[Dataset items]
↓
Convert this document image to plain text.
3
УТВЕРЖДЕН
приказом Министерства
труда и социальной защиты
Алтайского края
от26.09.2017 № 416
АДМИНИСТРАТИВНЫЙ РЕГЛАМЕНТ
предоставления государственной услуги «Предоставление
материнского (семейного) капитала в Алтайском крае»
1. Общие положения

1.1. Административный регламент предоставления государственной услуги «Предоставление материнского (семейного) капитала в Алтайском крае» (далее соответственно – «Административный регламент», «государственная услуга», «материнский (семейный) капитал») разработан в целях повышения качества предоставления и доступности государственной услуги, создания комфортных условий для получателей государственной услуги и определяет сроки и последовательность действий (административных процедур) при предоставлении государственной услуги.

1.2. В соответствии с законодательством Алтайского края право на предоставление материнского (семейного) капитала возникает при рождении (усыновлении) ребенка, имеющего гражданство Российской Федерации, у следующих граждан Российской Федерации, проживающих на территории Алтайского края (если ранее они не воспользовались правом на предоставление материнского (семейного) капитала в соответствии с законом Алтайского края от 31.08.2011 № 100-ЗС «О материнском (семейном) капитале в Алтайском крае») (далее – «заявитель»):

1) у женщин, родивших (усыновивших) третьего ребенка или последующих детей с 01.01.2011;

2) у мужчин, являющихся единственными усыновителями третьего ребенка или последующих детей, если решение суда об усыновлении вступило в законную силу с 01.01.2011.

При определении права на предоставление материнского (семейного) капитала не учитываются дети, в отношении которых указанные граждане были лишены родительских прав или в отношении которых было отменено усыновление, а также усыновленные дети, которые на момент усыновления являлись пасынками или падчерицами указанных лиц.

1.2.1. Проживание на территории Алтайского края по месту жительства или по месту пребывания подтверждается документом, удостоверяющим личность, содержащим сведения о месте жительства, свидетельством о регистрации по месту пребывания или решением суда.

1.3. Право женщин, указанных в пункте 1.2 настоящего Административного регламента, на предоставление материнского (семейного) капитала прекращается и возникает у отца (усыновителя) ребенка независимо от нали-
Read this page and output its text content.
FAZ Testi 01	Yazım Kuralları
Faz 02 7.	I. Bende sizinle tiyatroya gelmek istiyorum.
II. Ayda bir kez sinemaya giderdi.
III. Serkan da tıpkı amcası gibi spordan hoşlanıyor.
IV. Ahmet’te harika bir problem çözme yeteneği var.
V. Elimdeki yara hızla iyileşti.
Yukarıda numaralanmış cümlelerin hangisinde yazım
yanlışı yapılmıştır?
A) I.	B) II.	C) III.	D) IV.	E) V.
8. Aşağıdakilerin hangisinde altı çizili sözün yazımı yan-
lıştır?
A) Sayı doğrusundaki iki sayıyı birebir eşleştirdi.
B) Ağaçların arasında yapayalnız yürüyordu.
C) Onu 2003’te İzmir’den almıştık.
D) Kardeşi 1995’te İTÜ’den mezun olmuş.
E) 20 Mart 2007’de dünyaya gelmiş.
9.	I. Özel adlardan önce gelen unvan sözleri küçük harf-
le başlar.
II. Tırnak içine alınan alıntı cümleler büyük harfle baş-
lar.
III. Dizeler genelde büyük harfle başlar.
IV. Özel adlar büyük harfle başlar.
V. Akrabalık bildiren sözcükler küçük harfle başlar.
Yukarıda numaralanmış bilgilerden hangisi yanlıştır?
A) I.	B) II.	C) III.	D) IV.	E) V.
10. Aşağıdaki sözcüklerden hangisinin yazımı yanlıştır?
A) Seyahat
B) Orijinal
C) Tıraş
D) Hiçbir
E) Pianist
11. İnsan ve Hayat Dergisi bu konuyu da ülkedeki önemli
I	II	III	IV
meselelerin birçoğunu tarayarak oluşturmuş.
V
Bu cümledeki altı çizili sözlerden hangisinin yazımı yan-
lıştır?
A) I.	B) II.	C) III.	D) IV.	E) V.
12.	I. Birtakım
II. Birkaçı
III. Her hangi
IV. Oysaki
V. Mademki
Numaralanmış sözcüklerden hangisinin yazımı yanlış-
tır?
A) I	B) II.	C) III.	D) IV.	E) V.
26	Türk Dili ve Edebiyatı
↑
Aim of the exercise: Wherever "küçük" shows up in a line, copy that line.

Correct answer:
9.	I. Özel adlardan önce gelen unvan sözleri küçük harf-
V. Akrabalık bildiren sözcükler küçük harfle başlar.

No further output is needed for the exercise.